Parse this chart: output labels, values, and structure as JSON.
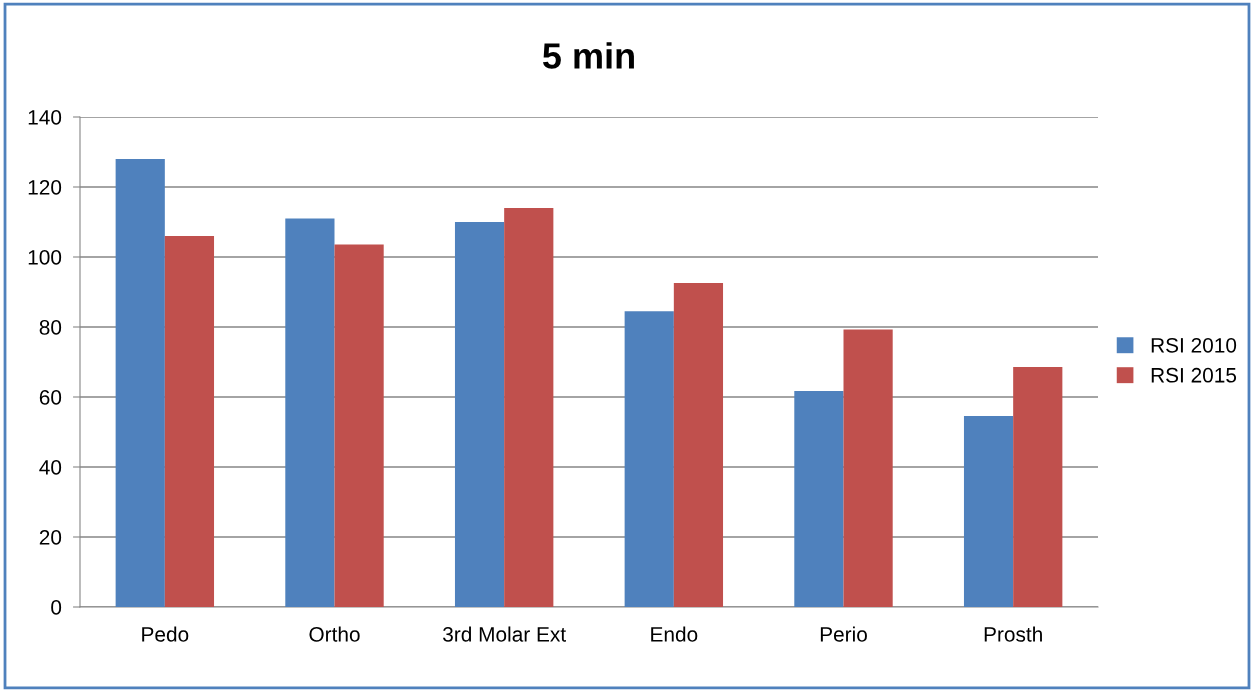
{
  "chart_data": {
    "type": "bar",
    "title": "5 min",
    "categories": [
      "Pedo",
      "Ortho",
      "3rd Molar Ext",
      "Endo",
      "Perio",
      "Prosth"
    ],
    "series": [
      {
        "name": "RSI 2010",
        "color": "#4f81bd",
        "values": [
          128,
          111,
          110,
          84.5,
          61.7,
          54.6
        ]
      },
      {
        "name": "RSI 2015",
        "color": "#c0504d",
        "values": [
          106,
          103.6,
          114,
          92.6,
          79.3,
          68.6
        ]
      }
    ],
    "ylim": [
      0,
      140
    ],
    "yticks": [
      0,
      20,
      40,
      60,
      80,
      100,
      120,
      140
    ],
    "grid": "y",
    "legend": "right"
  }
}
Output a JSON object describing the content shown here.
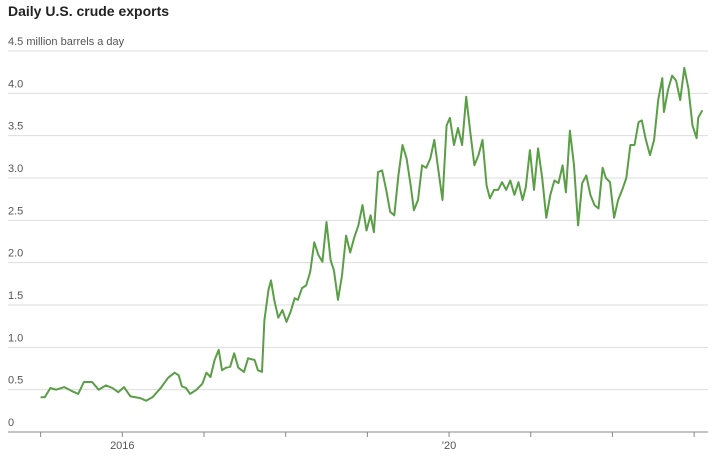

☆ ☆ ☆ ☆ ☆

# [What is expected]
Write out each line again precisely as it appears, skipping every picture.

# [Output of the task]
Parse this chart: output labels, values, and structure as JSON.
{
  "chart_data": {
    "type": "bar",
    "title": "5 min",
    "categories": [
      "Pedo",
      "Ortho",
      "3rd Molar Ext",
      "Endo",
      "Perio",
      "Prosth"
    ],
    "series": [
      {
        "name": "RSI 2010",
        "color": "#4f81bd",
        "values": [
          128,
          111,
          110,
          84.5,
          61.7,
          54.6
        ]
      },
      {
        "name": "RSI 2015",
        "color": "#c0504d",
        "values": [
          106,
          103.6,
          114,
          92.6,
          79.3,
          68.6
        ]
      }
    ],
    "ylim": [
      0,
      140
    ],
    "yticks": [
      0,
      20,
      40,
      60,
      80,
      100,
      120,
      140
    ],
    "grid": "y",
    "legend": "right"
  }
}
Output a JSON object describing the content shown here.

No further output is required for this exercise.